+++ RAW DATA +++

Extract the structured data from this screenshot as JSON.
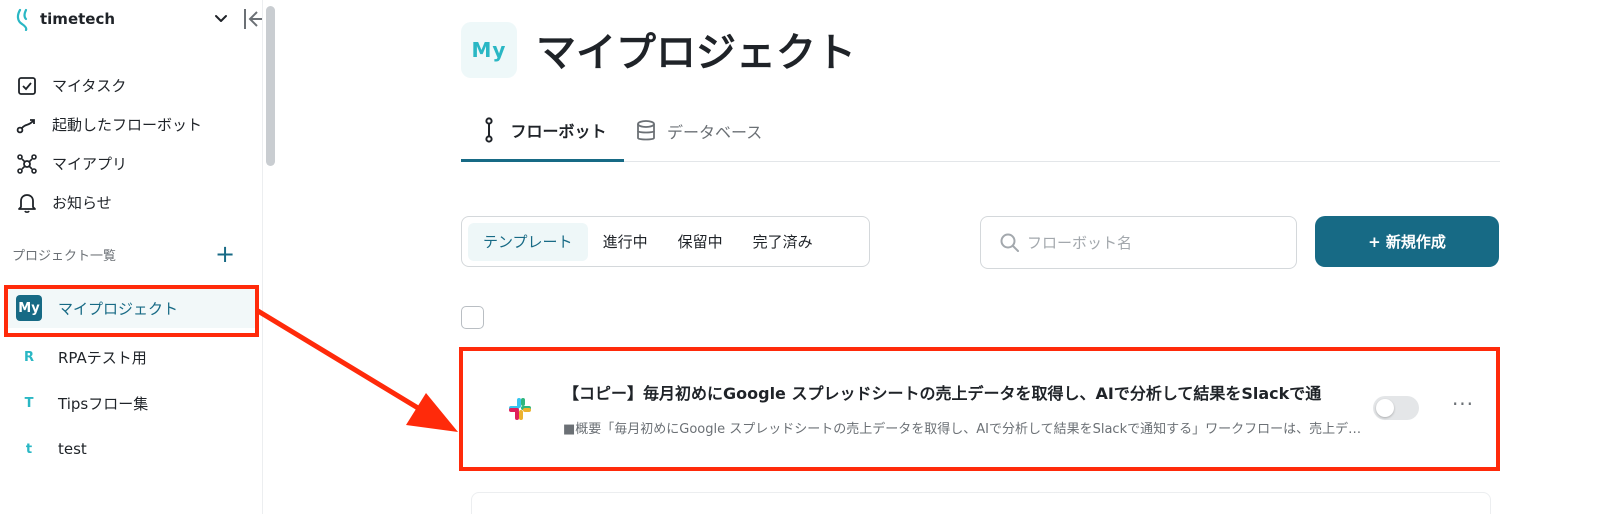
{
  "sidebar": {
    "brand": "timetech",
    "nav": [
      {
        "label": "マイタスク",
        "icon": "checkbox-icon"
      },
      {
        "label": "起動したフローボット",
        "icon": "flow-icon"
      },
      {
        "label": "マイアプリ",
        "icon": "apps-icon"
      },
      {
        "label": "お知らせ",
        "icon": "bell-icon"
      }
    ],
    "projects_heading": "プロジェクト一覧",
    "projects_add": "+",
    "projects": [
      {
        "badge": "My",
        "label": "マイプロジェクト",
        "active": true
      },
      {
        "badge": "R",
        "label": "RPAテスト用"
      },
      {
        "badge": "T",
        "label": "Tipsフロー集"
      },
      {
        "badge": "t",
        "label": "test"
      }
    ]
  },
  "main": {
    "badge": "My",
    "title": "マイプロジェクト",
    "tabs": [
      {
        "label": "フローボット",
        "active": true
      },
      {
        "label": "データベース"
      }
    ],
    "filters": [
      "テンプレート",
      "進行中",
      "保留中",
      "完了済み"
    ],
    "search_placeholder": "フローボット名",
    "new_button": "+ 新規作成",
    "flow": {
      "title": "【コピー】毎月初めにGoogle スプレッドシートの売上データを取得し、AIで分析して結果をSlackで通",
      "description": "■概要「毎月初めにGoogle スプレッドシートの売上データを取得し、AIで分析して結果をSlackで通知する」ワークフローは、売上データの集計",
      "enabled": false,
      "more": "···"
    }
  },
  "colors": {
    "accent": "#176a85",
    "accent_light": "#2ab7c4",
    "highlight": "#ff2a0a"
  }
}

+++

- TO DO: Write the listing out a second time exactly, dropping all images.

- WRITTEN RESPONSE:
Extract the structured data from this screenshot as JSON.
{
  "sidebar": {
    "brand": "timetech",
    "nav": [
      {
        "label": "マイタスク",
        "icon": "checkbox-icon"
      },
      {
        "label": "起動したフローボット",
        "icon": "flow-icon"
      },
      {
        "label": "マイアプリ",
        "icon": "apps-icon"
      },
      {
        "label": "お知らせ",
        "icon": "bell-icon"
      }
    ],
    "projects_heading": "プロジェクト一覧",
    "projects_add": "+",
    "projects": [
      {
        "badge": "My",
        "label": "マイプロジェクト",
        "active": true
      },
      {
        "badge": "R",
        "label": "RPAテスト用"
      },
      {
        "badge": "T",
        "label": "Tipsフロー集"
      },
      {
        "badge": "t",
        "label": "test"
      }
    ]
  },
  "main": {
    "badge": "My",
    "title": "マイプロジェクト",
    "tabs": [
      {
        "label": "フローボット",
        "active": true
      },
      {
        "label": "データベース"
      }
    ],
    "filters": [
      "テンプレート",
      "進行中",
      "保留中",
      "完了済み"
    ],
    "search_placeholder": "フローボット名",
    "new_button": "+ 新規作成",
    "flow": {
      "title": "【コピー】毎月初めにGoogle スプレッドシートの売上データを取得し、AIで分析して結果をSlackで通",
      "description": "■概要「毎月初めにGoogle スプレッドシートの売上データを取得し、AIで分析して結果をSlackで通知する」ワークフローは、売上データの集計",
      "enabled": false,
      "more": "···"
    }
  },
  "colors": {
    "accent": "#176a85",
    "accent_light": "#2ab7c4",
    "highlight": "#ff2a0a"
  }
}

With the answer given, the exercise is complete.